**EXERCISE**
Quote every line of the material beneath this one.
[begin RECORD LIST]
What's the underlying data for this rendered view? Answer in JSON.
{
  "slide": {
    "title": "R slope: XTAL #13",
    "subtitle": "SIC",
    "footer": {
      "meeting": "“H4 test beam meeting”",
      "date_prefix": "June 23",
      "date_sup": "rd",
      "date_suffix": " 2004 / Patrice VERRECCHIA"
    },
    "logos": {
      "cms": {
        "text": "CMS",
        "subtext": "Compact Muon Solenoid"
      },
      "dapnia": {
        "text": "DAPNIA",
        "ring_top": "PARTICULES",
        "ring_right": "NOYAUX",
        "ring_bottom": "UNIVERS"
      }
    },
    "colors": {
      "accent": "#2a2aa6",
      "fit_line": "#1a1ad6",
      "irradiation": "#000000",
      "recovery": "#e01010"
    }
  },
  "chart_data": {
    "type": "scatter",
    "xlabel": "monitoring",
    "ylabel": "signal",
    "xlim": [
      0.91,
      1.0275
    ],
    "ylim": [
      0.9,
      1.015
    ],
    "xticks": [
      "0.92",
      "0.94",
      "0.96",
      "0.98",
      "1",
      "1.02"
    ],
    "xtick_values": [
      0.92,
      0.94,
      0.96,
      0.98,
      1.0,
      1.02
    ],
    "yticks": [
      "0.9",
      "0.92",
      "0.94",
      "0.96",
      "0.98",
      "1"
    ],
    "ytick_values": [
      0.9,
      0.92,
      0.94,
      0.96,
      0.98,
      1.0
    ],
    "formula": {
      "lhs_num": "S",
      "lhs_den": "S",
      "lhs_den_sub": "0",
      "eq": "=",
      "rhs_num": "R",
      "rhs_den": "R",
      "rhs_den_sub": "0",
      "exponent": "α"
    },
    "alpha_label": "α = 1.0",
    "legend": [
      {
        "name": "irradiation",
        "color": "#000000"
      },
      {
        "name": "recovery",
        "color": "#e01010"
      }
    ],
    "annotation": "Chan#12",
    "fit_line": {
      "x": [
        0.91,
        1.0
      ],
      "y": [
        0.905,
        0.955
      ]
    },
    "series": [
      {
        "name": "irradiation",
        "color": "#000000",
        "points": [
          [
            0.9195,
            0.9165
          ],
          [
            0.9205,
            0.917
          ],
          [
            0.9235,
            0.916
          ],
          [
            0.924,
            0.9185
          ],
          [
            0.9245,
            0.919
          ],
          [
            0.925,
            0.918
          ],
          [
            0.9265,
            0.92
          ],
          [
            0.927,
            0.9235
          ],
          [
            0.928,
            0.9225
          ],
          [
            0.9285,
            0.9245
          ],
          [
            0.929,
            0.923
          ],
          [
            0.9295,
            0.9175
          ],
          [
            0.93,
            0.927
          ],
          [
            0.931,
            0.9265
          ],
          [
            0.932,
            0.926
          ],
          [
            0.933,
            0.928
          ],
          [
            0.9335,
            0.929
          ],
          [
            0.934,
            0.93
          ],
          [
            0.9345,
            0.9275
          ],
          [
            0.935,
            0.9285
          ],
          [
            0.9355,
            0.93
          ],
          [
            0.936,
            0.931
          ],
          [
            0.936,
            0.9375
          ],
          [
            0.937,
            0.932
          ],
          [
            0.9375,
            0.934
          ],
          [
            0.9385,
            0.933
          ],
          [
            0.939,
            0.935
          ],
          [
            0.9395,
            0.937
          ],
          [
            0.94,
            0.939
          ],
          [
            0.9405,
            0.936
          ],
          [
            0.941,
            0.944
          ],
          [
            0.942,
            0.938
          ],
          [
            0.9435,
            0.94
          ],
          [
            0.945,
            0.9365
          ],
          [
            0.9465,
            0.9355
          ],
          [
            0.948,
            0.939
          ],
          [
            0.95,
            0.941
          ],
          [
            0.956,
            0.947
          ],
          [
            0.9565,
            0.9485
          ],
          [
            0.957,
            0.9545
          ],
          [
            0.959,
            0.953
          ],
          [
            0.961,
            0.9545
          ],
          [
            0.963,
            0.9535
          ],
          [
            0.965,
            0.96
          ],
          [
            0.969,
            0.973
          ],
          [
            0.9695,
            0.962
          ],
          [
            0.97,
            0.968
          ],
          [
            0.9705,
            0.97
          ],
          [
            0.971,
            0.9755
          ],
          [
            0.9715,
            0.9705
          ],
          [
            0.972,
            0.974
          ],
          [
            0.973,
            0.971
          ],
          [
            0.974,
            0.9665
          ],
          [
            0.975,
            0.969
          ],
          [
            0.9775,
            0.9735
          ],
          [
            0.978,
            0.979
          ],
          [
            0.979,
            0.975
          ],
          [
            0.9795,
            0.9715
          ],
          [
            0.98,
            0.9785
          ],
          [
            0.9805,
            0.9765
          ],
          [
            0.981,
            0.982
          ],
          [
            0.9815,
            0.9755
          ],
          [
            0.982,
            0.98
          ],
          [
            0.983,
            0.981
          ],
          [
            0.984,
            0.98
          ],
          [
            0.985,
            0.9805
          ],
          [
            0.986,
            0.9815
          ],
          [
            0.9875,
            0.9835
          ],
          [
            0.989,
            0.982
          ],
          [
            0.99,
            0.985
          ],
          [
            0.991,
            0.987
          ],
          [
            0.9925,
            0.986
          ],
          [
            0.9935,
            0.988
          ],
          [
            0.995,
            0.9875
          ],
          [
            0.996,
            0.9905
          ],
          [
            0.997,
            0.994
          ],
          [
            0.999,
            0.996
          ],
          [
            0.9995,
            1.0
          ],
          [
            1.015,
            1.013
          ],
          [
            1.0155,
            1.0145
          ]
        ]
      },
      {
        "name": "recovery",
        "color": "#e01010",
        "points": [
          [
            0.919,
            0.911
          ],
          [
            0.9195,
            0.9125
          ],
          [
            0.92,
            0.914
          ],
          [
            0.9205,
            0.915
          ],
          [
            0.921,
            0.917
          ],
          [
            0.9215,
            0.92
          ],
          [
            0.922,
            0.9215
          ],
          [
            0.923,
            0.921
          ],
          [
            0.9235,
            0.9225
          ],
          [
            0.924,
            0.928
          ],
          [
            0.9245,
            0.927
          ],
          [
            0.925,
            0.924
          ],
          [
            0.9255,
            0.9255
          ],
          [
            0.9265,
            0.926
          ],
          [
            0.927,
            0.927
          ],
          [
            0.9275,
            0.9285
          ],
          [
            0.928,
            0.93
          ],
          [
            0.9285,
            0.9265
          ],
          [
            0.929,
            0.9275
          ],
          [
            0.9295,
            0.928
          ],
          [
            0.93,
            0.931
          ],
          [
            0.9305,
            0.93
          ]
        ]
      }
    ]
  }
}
[end RECORD LIST]
**THE COMPLETED TASK**
What's the underlying data for this rendered view? Answer in JSON.
{
  "slide": {
    "title": "R slope: XTAL #13",
    "subtitle": "SIC",
    "footer": {
      "meeting": "“H4 test beam meeting”",
      "date_prefix": "June 23",
      "date_sup": "rd",
      "date_suffix": " 2004 / Patrice VERRECCHIA"
    },
    "logos": {
      "cms": {
        "text": "CMS",
        "subtext": "Compact Muon Solenoid"
      },
      "dapnia": {
        "text": "DAPNIA",
        "ring_top": "PARTICULES",
        "ring_right": "NOYAUX",
        "ring_bottom": "UNIVERS"
      }
    },
    "colors": {
      "accent": "#2a2aa6",
      "fit_line": "#1a1ad6",
      "irradiation": "#000000",
      "recovery": "#e01010"
    }
  },
  "chart_data": {
    "type": "scatter",
    "xlabel": "monitoring",
    "ylabel": "signal",
    "xlim": [
      0.91,
      1.0275
    ],
    "ylim": [
      0.9,
      1.015
    ],
    "xticks": [
      "0.92",
      "0.94",
      "0.96",
      "0.98",
      "1",
      "1.02"
    ],
    "xtick_values": [
      0.92,
      0.94,
      0.96,
      0.98,
      1.0,
      1.02
    ],
    "yticks": [
      "0.9",
      "0.92",
      "0.94",
      "0.96",
      "0.98",
      "1"
    ],
    "ytick_values": [
      0.9,
      0.92,
      0.94,
      0.96,
      0.98,
      1.0
    ],
    "formula": {
      "lhs_num": "S",
      "lhs_den": "S",
      "lhs_den_sub": "0",
      "eq": "=",
      "rhs_num": "R",
      "rhs_den": "R",
      "rhs_den_sub": "0",
      "exponent": "α"
    },
    "alpha_label": "α = 1.0",
    "legend": [
      {
        "name": "irradiation",
        "color": "#000000"
      },
      {
        "name": "recovery",
        "color": "#e01010"
      }
    ],
    "annotation": "Chan#12",
    "fit_line": {
      "x": [
        0.91,
        1.0
      ],
      "y": [
        0.905,
        0.955
      ]
    },
    "series": [
      {
        "name": "irradiation",
        "color": "#000000",
        "points": [
          [
            0.9195,
            0.9165
          ],
          [
            0.9205,
            0.917
          ],
          [
            0.9235,
            0.916
          ],
          [
            0.924,
            0.9185
          ],
          [
            0.9245,
            0.919
          ],
          [
            0.925,
            0.918
          ],
          [
            0.9265,
            0.92
          ],
          [
            0.927,
            0.9235
          ],
          [
            0.928,
            0.9225
          ],
          [
            0.9285,
            0.9245
          ],
          [
            0.929,
            0.923
          ],
          [
            0.9295,
            0.9175
          ],
          [
            0.93,
            0.927
          ],
          [
            0.931,
            0.9265
          ],
          [
            0.932,
            0.926
          ],
          [
            0.933,
            0.928
          ],
          [
            0.9335,
            0.929
          ],
          [
            0.934,
            0.93
          ],
          [
            0.9345,
            0.9275
          ],
          [
            0.935,
            0.9285
          ],
          [
            0.9355,
            0.93
          ],
          [
            0.936,
            0.931
          ],
          [
            0.936,
            0.9375
          ],
          [
            0.937,
            0.932
          ],
          [
            0.9375,
            0.934
          ],
          [
            0.9385,
            0.933
          ],
          [
            0.939,
            0.935
          ],
          [
            0.9395,
            0.937
          ],
          [
            0.94,
            0.939
          ],
          [
            0.9405,
            0.936
          ],
          [
            0.941,
            0.944
          ],
          [
            0.942,
            0.938
          ],
          [
            0.9435,
            0.94
          ],
          [
            0.945,
            0.9365
          ],
          [
            0.9465,
            0.9355
          ],
          [
            0.948,
            0.939
          ],
          [
            0.95,
            0.941
          ],
          [
            0.956,
            0.947
          ],
          [
            0.9565,
            0.9485
          ],
          [
            0.957,
            0.9545
          ],
          [
            0.959,
            0.953
          ],
          [
            0.961,
            0.9545
          ],
          [
            0.963,
            0.9535
          ],
          [
            0.965,
            0.96
          ],
          [
            0.969,
            0.973
          ],
          [
            0.9695,
            0.962
          ],
          [
            0.97,
            0.968
          ],
          [
            0.9705,
            0.97
          ],
          [
            0.971,
            0.9755
          ],
          [
            0.9715,
            0.9705
          ],
          [
            0.972,
            0.974
          ],
          [
            0.973,
            0.971
          ],
          [
            0.974,
            0.9665
          ],
          [
            0.975,
            0.969
          ],
          [
            0.9775,
            0.9735
          ],
          [
            0.978,
            0.979
          ],
          [
            0.979,
            0.975
          ],
          [
            0.9795,
            0.9715
          ],
          [
            0.98,
            0.9785
          ],
          [
            0.9805,
            0.9765
          ],
          [
            0.981,
            0.982
          ],
          [
            0.9815,
            0.9755
          ],
          [
            0.982,
            0.98
          ],
          [
            0.983,
            0.981
          ],
          [
            0.984,
            0.98
          ],
          [
            0.985,
            0.9805
          ],
          [
            0.986,
            0.9815
          ],
          [
            0.9875,
            0.9835
          ],
          [
            0.989,
            0.982
          ],
          [
            0.99,
            0.985
          ],
          [
            0.991,
            0.987
          ],
          [
            0.9925,
            0.986
          ],
          [
            0.9935,
            0.988
          ],
          [
            0.995,
            0.9875
          ],
          [
            0.996,
            0.9905
          ],
          [
            0.997,
            0.994
          ],
          [
            0.999,
            0.996
          ],
          [
            0.9995,
            1.0
          ],
          [
            1.015,
            1.013
          ],
          [
            1.0155,
            1.0145
          ]
        ]
      },
      {
        "name": "recovery",
        "color": "#e01010",
        "points": [
          [
            0.919,
            0.911
          ],
          [
            0.9195,
            0.9125
          ],
          [
            0.92,
            0.914
          ],
          [
            0.9205,
            0.915
          ],
          [
            0.921,
            0.917
          ],
          [
            0.9215,
            0.92
          ],
          [
            0.922,
            0.9215
          ],
          [
            0.923,
            0.921
          ],
          [
            0.9235,
            0.9225
          ],
          [
            0.924,
            0.928
          ],
          [
            0.9245,
            0.927
          ],
          [
            0.925,
            0.924
          ],
          [
            0.9255,
            0.9255
          ],
          [
            0.9265,
            0.926
          ],
          [
            0.927,
            0.927
          ],
          [
            0.9275,
            0.9285
          ],
          [
            0.928,
            0.93
          ],
          [
            0.9285,
            0.9265
          ],
          [
            0.929,
            0.9275
          ],
          [
            0.9295,
            0.928
          ],
          [
            0.93,
            0.931
          ],
          [
            0.9305,
            0.93
          ]
        ]
      }
    ]
  }
}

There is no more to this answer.